**What you have to do:**
Pictures in the records should not be copied, but every other part must be repeated exactly.

+ + + + +

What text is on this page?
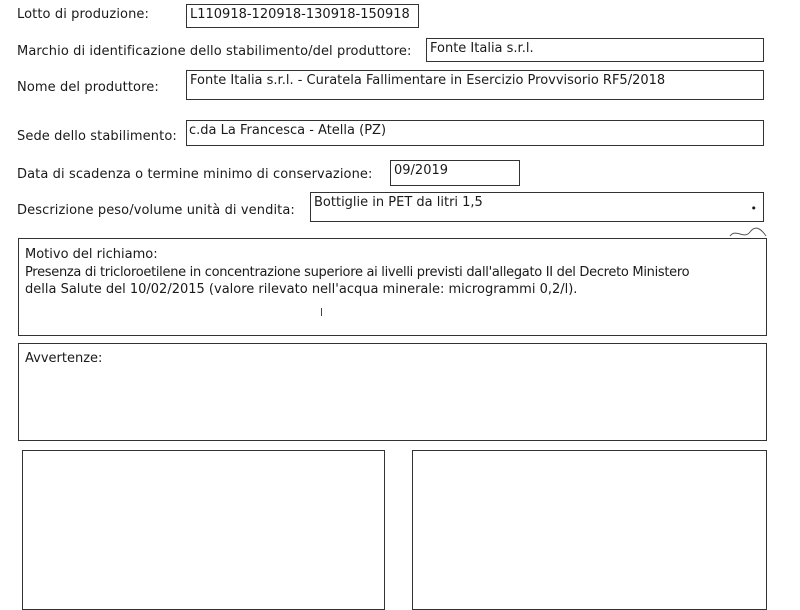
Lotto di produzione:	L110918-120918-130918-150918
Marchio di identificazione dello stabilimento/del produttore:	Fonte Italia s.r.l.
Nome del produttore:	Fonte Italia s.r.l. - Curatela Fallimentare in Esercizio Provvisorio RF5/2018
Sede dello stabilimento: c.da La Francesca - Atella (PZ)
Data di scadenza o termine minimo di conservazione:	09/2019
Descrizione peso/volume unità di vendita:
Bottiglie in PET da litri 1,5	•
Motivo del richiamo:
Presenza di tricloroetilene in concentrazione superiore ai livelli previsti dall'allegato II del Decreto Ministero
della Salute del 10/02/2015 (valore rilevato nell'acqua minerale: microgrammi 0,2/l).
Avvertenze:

+ + + + +

**In response:**
What text is on this page?
Lotto di produzione:	L110918-120918-130918-150918
Marchio di identificazione dello stabilimento/del produttore:	Fonte Italia s.r.l.
Nome del produttore:	Fonte Italia s.r.l. - Curatela Fallimentare in Esercizio Provvisorio RF5/2018
Sede dello stabilimento: c.da La Francesca - Atella (PZ)
Data di scadenza o termine minimo di conservazione:	09/2019
Descrizione peso/volume unità di vendita:
Bottiglie in PET da litri 1,5	•
Motivo del richiamo:
Presenza di tricloroetilene in concentrazione superiore ai livelli previsti dall'allegato II del Decreto Ministero
della Salute del 10/02/2015 (valore rilevato nell'acqua minerale: microgrammi 0,2/l).
Avvertenze:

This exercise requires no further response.